-- Exercise description --
Pick out the lines below that include the string "xlabel".

--- BEGIN Data ---

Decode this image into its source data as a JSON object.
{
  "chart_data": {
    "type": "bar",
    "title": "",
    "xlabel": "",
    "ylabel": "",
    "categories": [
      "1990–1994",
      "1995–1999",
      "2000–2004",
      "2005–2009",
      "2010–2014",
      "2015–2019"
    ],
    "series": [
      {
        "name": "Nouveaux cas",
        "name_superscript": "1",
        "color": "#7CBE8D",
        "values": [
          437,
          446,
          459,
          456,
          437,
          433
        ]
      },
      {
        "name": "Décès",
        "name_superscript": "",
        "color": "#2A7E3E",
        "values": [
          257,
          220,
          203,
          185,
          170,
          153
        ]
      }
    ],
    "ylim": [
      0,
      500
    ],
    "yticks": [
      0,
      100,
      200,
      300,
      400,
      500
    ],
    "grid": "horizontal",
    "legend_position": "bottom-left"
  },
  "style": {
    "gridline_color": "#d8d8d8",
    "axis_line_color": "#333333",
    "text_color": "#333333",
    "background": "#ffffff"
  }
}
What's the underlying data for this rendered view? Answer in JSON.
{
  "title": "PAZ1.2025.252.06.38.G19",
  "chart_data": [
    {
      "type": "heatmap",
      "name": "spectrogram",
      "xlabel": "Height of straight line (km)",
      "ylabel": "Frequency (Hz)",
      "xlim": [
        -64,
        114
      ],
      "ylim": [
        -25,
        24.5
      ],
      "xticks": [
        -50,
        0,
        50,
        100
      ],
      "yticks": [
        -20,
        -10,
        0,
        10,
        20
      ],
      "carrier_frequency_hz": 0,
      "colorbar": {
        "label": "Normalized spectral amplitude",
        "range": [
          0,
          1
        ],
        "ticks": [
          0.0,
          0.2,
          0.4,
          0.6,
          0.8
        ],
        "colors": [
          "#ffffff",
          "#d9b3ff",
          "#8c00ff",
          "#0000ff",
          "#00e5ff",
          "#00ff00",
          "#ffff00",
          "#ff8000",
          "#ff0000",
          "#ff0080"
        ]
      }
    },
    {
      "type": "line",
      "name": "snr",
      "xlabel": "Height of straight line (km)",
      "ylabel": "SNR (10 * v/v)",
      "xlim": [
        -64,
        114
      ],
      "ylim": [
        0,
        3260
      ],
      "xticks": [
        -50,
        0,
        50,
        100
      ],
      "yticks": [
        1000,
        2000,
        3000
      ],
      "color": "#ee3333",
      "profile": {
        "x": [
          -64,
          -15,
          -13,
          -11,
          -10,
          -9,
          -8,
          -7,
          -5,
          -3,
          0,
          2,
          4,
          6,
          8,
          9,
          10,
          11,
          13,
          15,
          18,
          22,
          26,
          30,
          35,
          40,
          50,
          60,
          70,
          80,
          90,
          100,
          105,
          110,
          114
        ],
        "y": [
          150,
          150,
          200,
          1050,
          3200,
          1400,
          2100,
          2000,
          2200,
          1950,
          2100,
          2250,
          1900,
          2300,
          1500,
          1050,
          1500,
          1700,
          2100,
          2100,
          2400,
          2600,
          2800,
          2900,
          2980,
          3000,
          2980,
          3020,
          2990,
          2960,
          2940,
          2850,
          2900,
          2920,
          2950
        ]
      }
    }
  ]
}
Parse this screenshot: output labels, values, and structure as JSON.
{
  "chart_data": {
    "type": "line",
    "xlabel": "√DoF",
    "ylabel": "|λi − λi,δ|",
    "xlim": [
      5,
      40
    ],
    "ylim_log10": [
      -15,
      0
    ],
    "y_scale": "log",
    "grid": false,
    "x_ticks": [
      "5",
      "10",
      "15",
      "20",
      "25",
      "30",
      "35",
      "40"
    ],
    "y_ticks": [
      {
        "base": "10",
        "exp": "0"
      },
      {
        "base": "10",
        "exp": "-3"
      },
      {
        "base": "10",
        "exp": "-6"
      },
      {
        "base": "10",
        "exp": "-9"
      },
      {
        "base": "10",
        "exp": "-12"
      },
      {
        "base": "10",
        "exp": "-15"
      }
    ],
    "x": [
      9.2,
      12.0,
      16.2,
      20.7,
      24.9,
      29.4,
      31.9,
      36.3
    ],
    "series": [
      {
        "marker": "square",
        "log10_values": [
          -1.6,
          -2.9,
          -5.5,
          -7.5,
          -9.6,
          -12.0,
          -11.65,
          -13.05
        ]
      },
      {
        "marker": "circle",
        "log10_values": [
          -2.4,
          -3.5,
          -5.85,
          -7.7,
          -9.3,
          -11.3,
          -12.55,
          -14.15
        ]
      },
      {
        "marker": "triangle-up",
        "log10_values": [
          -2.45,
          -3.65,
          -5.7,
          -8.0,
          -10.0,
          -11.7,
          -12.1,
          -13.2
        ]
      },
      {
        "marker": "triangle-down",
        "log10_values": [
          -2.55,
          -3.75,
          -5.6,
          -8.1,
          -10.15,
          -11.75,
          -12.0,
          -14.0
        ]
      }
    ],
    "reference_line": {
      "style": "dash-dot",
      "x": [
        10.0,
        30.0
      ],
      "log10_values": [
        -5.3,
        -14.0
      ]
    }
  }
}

--- END Data ---

-- The reply --
    "xlabel": "",
      "xlabel": "Height of straight line (km)",
      "xlabel": "Height of straight line (km)",
    "xlabel": "√DoF",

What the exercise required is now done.